= Objective =
Set down each line of the data below exactly as it stands, dropping the pictures.
** Begin Material to process **
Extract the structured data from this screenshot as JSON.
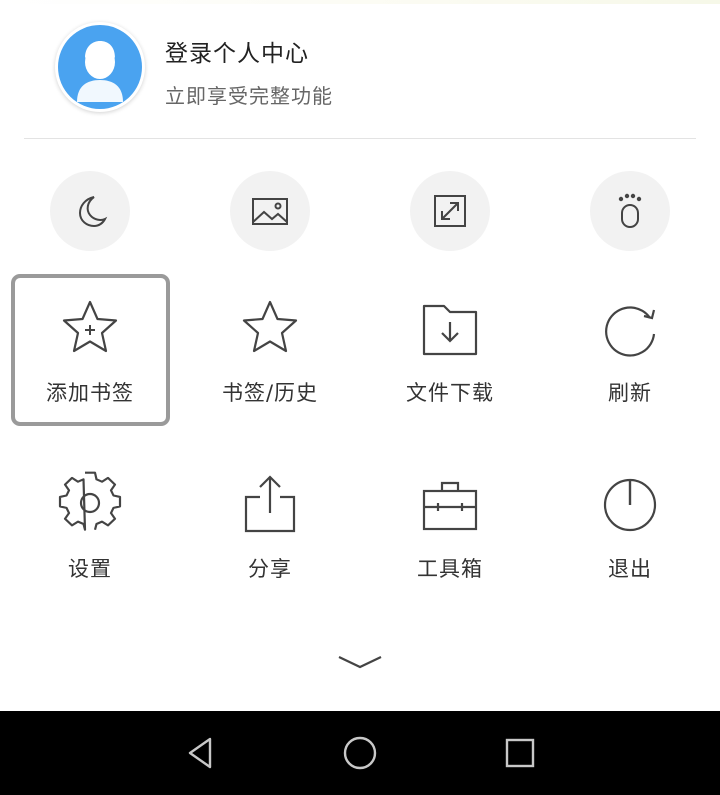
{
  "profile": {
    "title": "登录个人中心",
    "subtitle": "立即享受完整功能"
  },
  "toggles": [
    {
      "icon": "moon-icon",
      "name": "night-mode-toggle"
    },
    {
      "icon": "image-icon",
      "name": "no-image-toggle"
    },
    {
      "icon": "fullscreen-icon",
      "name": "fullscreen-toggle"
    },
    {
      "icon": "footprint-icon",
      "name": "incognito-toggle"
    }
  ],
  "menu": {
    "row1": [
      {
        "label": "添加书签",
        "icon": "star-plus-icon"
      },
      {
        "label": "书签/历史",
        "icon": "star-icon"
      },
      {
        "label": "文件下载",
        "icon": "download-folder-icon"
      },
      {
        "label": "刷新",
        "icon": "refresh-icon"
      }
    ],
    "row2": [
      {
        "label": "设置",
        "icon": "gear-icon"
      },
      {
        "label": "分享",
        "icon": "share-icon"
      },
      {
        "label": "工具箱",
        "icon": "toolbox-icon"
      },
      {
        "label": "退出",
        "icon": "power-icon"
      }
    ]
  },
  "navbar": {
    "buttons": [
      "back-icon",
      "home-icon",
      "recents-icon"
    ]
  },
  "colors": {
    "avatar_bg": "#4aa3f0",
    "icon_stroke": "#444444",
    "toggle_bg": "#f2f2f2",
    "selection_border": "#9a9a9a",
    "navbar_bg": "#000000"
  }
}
** End Material to process **
= Response to this task =
Extract the structured data from this screenshot as JSON.
{
  "profile": {
    "title": "登录个人中心",
    "subtitle": "立即享受完整功能"
  },
  "toggles": [
    {
      "icon": "moon-icon",
      "name": "night-mode-toggle"
    },
    {
      "icon": "image-icon",
      "name": "no-image-toggle"
    },
    {
      "icon": "fullscreen-icon",
      "name": "fullscreen-toggle"
    },
    {
      "icon": "footprint-icon",
      "name": "incognito-toggle"
    }
  ],
  "menu": {
    "row1": [
      {
        "label": "添加书签",
        "icon": "star-plus-icon"
      },
      {
        "label": "书签/历史",
        "icon": "star-icon"
      },
      {
        "label": "文件下载",
        "icon": "download-folder-icon"
      },
      {
        "label": "刷新",
        "icon": "refresh-icon"
      }
    ],
    "row2": [
      {
        "label": "设置",
        "icon": "gear-icon"
      },
      {
        "label": "分享",
        "icon": "share-icon"
      },
      {
        "label": "工具箱",
        "icon": "toolbox-icon"
      },
      {
        "label": "退出",
        "icon": "power-icon"
      }
    ]
  },
  "navbar": {
    "buttons": [
      "back-icon",
      "home-icon",
      "recents-icon"
    ]
  },
  "colors": {
    "avatar_bg": "#4aa3f0",
    "icon_stroke": "#444444",
    "toggle_bg": "#f2f2f2",
    "selection_border": "#9a9a9a",
    "navbar_bg": "#000000"
  }
}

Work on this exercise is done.